Raw records
▼▼▼
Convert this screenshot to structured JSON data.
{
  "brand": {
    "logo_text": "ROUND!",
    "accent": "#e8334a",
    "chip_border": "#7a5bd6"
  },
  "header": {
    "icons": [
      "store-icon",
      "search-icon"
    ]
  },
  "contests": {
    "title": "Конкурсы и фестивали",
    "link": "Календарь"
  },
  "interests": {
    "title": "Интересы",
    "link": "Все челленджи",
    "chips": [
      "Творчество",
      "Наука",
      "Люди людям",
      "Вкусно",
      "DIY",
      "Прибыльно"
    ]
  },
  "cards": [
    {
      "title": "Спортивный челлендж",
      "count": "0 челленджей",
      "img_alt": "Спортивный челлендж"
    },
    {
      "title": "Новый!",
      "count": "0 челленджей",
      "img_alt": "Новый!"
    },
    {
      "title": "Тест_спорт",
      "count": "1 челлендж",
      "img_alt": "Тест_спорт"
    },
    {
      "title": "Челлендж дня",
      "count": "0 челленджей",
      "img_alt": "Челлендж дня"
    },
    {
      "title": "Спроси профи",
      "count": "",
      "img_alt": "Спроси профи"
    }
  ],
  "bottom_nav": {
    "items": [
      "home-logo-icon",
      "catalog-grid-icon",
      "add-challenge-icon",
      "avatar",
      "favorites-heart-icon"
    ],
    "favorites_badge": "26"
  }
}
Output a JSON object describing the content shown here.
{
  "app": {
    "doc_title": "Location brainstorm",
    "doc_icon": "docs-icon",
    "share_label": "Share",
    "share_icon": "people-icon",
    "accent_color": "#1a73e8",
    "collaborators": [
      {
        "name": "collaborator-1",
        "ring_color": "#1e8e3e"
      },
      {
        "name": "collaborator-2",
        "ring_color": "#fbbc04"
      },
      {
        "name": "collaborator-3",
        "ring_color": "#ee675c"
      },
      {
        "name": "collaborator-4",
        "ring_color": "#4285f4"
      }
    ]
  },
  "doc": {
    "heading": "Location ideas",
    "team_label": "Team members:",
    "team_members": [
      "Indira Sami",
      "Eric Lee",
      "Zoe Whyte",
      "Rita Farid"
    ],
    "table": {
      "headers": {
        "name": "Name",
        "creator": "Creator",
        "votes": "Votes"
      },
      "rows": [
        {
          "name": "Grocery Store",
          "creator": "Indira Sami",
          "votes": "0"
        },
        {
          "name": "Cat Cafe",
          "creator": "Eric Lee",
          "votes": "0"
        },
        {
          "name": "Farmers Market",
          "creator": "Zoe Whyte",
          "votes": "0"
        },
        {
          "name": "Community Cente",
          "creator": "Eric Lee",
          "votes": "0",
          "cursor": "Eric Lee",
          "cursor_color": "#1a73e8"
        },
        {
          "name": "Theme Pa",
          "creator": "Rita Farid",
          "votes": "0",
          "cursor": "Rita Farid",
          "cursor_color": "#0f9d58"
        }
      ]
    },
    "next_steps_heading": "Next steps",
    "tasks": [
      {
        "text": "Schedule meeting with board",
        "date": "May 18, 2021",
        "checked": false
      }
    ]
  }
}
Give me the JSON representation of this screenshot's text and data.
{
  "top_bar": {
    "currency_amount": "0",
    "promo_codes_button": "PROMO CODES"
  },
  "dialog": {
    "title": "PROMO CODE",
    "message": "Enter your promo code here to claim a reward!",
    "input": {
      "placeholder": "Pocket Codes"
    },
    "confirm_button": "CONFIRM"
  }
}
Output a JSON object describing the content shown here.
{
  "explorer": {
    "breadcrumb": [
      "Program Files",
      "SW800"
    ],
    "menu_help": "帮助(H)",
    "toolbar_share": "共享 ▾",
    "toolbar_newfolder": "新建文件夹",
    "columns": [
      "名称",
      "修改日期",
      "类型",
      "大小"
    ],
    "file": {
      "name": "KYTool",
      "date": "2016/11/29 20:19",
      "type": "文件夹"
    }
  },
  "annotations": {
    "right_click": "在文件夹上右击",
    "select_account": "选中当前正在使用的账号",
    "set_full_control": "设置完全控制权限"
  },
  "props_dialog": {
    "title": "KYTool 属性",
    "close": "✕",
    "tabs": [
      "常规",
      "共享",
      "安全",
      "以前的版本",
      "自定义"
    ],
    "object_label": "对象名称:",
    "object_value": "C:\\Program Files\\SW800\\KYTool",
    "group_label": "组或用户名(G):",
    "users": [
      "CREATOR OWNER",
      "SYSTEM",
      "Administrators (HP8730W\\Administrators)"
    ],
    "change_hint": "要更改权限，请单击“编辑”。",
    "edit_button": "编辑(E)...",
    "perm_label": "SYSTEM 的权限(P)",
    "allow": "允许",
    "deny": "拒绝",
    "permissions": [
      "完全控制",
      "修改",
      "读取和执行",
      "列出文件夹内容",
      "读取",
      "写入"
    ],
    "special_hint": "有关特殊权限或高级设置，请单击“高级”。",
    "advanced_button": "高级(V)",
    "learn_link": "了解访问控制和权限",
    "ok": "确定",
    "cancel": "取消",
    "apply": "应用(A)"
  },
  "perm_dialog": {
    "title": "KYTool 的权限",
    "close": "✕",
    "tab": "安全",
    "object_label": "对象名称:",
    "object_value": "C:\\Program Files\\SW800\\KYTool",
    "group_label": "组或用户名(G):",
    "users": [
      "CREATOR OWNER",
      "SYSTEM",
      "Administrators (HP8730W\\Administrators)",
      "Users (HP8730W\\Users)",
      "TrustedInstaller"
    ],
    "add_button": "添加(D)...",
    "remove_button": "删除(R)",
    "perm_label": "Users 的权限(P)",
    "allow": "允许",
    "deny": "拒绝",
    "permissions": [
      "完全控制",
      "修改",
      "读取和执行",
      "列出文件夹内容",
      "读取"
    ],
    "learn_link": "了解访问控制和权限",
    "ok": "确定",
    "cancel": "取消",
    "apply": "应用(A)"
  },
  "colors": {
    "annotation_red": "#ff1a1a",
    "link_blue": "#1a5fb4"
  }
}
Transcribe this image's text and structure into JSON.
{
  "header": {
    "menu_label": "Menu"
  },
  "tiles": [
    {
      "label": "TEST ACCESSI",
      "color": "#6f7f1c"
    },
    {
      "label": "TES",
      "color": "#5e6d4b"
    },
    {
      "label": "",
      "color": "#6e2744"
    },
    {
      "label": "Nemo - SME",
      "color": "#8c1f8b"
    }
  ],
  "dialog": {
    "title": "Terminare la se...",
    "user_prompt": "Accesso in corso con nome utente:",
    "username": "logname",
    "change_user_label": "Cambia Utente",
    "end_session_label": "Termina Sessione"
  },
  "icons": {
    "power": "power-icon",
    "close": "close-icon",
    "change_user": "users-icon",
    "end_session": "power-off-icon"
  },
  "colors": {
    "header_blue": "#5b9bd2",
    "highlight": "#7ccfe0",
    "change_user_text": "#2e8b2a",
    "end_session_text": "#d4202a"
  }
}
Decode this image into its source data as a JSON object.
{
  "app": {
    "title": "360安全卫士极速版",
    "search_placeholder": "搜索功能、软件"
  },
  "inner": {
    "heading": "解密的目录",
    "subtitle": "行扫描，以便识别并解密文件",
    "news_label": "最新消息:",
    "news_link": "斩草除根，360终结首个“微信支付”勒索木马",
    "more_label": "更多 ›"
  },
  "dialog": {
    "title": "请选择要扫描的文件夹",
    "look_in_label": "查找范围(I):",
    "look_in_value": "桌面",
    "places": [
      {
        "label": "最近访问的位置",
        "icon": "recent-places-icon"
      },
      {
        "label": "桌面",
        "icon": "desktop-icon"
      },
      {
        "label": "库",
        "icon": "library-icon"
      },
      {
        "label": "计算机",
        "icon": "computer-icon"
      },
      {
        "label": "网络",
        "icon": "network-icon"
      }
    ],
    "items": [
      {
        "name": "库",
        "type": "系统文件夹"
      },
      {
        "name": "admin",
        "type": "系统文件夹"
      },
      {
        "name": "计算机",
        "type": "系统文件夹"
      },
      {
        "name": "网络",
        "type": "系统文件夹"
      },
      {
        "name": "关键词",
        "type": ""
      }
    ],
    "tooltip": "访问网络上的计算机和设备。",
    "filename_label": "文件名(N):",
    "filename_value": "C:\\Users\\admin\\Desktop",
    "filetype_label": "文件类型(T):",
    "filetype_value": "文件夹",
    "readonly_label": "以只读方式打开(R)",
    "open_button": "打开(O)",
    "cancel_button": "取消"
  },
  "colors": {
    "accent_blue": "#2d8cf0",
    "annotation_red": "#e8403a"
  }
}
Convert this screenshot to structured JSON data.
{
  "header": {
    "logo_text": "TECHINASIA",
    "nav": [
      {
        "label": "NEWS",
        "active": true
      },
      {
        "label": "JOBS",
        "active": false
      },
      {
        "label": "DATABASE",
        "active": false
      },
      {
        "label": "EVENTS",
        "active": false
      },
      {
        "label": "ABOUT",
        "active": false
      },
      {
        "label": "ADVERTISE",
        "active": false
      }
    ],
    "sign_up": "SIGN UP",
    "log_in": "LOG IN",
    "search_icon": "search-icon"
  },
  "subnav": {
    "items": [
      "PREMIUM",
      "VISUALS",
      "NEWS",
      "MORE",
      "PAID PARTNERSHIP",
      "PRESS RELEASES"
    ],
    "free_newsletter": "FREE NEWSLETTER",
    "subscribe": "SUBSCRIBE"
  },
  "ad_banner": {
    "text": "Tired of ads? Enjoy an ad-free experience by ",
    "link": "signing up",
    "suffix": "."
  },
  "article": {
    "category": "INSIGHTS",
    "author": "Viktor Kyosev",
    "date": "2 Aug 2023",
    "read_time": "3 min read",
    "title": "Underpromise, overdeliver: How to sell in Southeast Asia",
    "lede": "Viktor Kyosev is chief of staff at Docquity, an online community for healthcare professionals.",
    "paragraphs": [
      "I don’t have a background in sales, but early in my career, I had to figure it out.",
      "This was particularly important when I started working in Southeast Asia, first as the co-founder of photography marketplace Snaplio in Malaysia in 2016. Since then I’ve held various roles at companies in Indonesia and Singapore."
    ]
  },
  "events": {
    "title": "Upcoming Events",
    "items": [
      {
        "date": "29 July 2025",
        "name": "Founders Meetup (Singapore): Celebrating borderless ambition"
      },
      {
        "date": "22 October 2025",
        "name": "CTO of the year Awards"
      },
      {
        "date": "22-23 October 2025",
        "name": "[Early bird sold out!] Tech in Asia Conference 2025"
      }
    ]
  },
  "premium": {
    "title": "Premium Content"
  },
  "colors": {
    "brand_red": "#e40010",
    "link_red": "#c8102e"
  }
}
▲▲▲
Problem to solve:
Find all the lines containing "power" in the material, then copy them.

Written solution:
    "power": "power-icon",
    "end_session": "power-off-icon"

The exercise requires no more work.